The entries must be repeated verbatim, and their images left out.
++++ DATA FOR ANALYSIS
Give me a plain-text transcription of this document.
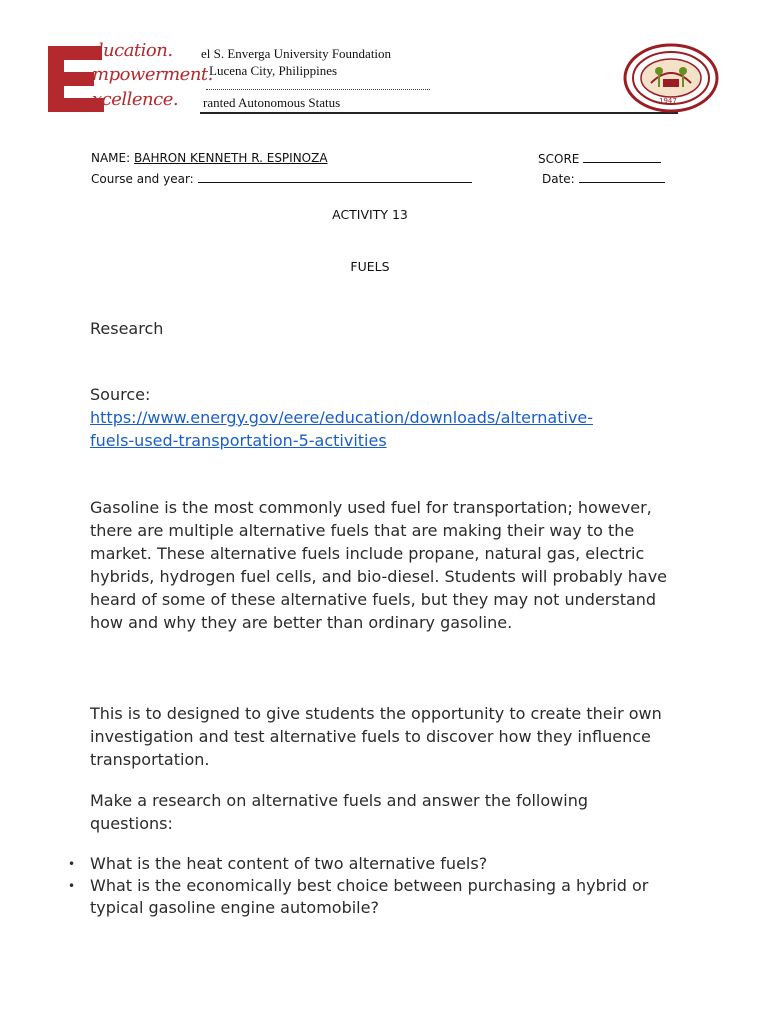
ducation.
mpowerment.
xcellence.
el S. Enverga University Foundation
Lucena City, Philippines
ranted Autonomous Status	1947
NAME: BAHRON KENNETH R. ESPINOZA	SCORE
Course and year:	Date:
ACTIVITY 13
FUELS
Research
Source:
https://www.energy.gov/eere/education/downloads/alternative-
fuels-used-transportation-5-activities
Gasoline is the most commonly used fuel for transportation; however, there are multiple alternative fuels that are making their way to the market. These alternative fuels include propane, natural gas, electric hybrids, hydrogen fuel cells, and bio-diesel. Students will probably have heard of some of these alternative fuels, but they may not understand how and why they are better than ordinary gasoline.
This is to designed to give students the opportunity to create their own investigation and test alternative fuels to discover how they influence transportation.
Make a research on alternative fuels and answer the following questions:
• What is the heat content of two alternative fuels?
• What is the economically best choice between purchasing a hybrid or typical gasoline engine automobile?
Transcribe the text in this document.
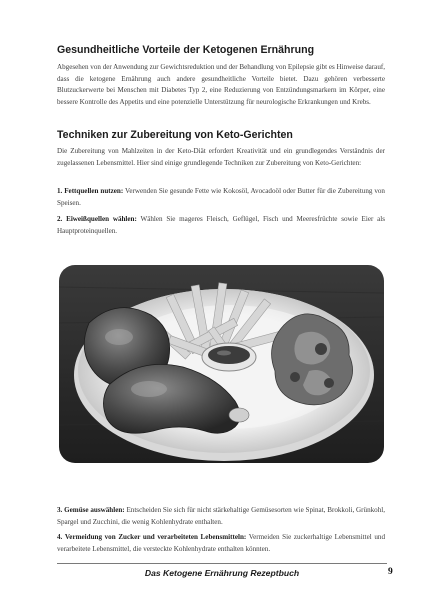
Gesundheitliche Vorteile der Ketogenen Ernährung

Abgesehen von der Anwendung zur Gewichtsreduktion und der Behandlung von Epilepsie gibt es Hinweise darauf, dass die ketogene Ernährung auch andere gesundheitliche Vorteile bietet. Dazu gehören verbesserte Blutzuckerwerte bei Menschen mit Diabetes Typ 2, eine Reduzierung von Entzündungsmarkern im Körper, eine bessere Kontrolle des Appetits und eine potenzielle Unterstützung für neurologische Erkrankungen und Krebs.

Techniken zur Zubereitung von Keto-Gerichten

Die Zubereitung von Mahlzeiten in der Keto-Diät erfordert Kreativität und ein grundlegendes Verständnis der zugelassenen Lebensmittel. Hier sind einige grundlegende Techniken zur Zubereitung von Keto-Gerichten:

1. Fettquellen nutzen: Verwenden Sie gesunde Fette wie Kokosöl, Avocadoöl oder Butter für die Zubereitung von Speisen.

2. Eiweißquellen wählen: Wählen Sie mageres Fleisch, Geflügel, Fisch und Meeresfrüchte sowie Eier als Hauptproteinquellen.

3. Gemüse auswählen: Entscheiden Sie sich für nicht stärkehaltige Gemüsesorten wie Spinat, Brokkoli, Grünkohl, Spargel und Zucchini, die wenig Kohlenhydrate enthalten.

4. Vermeidung von Zucker und verarbeiteten Lebensmitteln: Vermeiden Sie zuckerhaltige Lebensmittel und verarbeitete Lebensmittel, die versteckte Kohlenhydrate enthalten könnten.

Das Ketogene Ernährung Rezeptbuch	9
++++++++
**TASK RESULT**
Give me a plain-text transcription of this document.
ducation.
mpowerment.
xcellence.
el S. Enverga University Foundation
Lucena City, Philippines
ranted Autonomous Status	1947
NAME: BAHRON KENNETH R. ESPINOZA	SCORE
Course and year:	Date:
ACTIVITY 13
FUELS
Research
Source:
https://www.energy.gov/eere/education/downloads/alternative-
fuels-used-transportation-5-activities
Gasoline is the most commonly used fuel for transportation; however, there are multiple alternative fuels that are making their way to the market. These alternative fuels include propane, natural gas, electric hybrids, hydrogen fuel cells, and bio-diesel. Students will probably have heard of some of these alternative fuels, but they may not understand how and why they are better than ordinary gasoline.
This is to designed to give students the opportunity to create their own investigation and test alternative fuels to discover how they influence transportation.
Make a research on alternative fuels and answer the following questions:
• What is the heat content of two alternative fuels?
• What is the economically best choice between purchasing a hybrid or typical gasoline engine automobile?
Transcribe the text in this document.
Gesundheitliche Vorteile der Ketogenen Ernährung

Abgesehen von der Anwendung zur Gewichtsreduktion und der Behandlung von Epilepsie gibt es Hinweise darauf, dass die ketogene Ernährung auch andere gesundheitliche Vorteile bietet. Dazu gehören verbesserte Blutzuckerwerte bei Menschen mit Diabetes Typ 2, eine Reduzierung von Entzündungsmarkern im Körper, eine bessere Kontrolle des Appetits und eine potenzielle Unterstützung für neurologische Erkrankungen und Krebs.

Techniken zur Zubereitung von Keto-Gerichten

Die Zubereitung von Mahlzeiten in der Keto-Diät erfordert Kreativität und ein grundlegendes Verständnis der zugelassenen Lebensmittel. Hier sind einige grundlegende Techniken zur Zubereitung von Keto-Gerichten:

1. Fettquellen nutzen: Verwenden Sie gesunde Fette wie Kokosöl, Avocadoöl oder Butter für die Zubereitung von Speisen.

2. Eiweißquellen wählen: Wählen Sie mageres Fleisch, Geflügel, Fisch und Meeresfrüchte sowie Eier als Hauptproteinquellen.

3. Gemüse auswählen: Entscheiden Sie sich für nicht stärkehaltige Gemüsesorten wie Spinat, Brokkoli, Grünkohl, Spargel und Zucchini, die wenig Kohlenhydrate enthalten.

4. Vermeidung von Zucker und verarbeiteten Lebensmitteln: Vermeiden Sie zuckerhaltige Lebensmittel und verarbeitete Lebensmittel, die versteckte Kohlenhydrate enthalten könnten.

Das Ketogene Ernährung Rezeptbuch	9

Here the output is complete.